» **Requirement**: Gather each line of the records where "maternal" appears.

(Stored items)
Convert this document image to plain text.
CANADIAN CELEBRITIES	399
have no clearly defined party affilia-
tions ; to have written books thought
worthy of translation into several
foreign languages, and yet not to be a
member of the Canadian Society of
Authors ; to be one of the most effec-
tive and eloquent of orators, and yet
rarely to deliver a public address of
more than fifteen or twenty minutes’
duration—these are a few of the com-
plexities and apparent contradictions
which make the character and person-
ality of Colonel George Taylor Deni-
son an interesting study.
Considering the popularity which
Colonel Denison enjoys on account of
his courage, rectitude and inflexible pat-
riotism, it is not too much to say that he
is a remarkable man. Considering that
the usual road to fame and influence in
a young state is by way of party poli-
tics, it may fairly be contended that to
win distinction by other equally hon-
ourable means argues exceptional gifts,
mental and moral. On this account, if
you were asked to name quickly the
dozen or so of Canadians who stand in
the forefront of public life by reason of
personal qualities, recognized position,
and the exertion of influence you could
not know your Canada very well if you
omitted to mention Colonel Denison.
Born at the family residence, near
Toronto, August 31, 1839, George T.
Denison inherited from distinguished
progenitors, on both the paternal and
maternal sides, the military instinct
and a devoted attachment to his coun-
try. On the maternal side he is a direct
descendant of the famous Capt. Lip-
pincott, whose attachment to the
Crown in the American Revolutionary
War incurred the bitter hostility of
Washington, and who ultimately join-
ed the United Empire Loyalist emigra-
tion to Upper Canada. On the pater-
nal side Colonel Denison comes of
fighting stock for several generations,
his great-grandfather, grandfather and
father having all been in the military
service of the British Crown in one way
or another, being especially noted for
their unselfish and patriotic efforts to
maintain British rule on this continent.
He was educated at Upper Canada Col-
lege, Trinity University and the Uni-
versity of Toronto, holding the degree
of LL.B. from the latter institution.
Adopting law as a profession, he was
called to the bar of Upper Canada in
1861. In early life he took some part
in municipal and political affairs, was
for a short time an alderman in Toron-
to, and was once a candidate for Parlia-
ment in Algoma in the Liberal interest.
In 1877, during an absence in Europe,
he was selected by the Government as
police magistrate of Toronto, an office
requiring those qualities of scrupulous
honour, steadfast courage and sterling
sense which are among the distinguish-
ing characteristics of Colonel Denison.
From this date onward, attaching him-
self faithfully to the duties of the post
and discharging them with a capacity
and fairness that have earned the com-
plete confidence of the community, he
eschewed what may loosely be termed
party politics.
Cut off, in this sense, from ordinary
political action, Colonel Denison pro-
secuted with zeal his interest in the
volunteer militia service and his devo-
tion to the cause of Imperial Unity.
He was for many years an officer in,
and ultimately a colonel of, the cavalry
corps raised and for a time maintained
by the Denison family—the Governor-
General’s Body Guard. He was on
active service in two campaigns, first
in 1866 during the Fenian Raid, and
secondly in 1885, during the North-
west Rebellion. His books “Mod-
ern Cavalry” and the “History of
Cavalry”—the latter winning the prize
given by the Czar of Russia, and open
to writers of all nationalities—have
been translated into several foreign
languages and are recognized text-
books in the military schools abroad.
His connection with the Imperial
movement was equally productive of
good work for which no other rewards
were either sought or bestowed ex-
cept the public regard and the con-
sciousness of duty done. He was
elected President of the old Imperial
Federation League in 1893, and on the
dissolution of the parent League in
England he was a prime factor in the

» **Reply**:
maternal sides, the military instinct
try. On the maternal side he is a direct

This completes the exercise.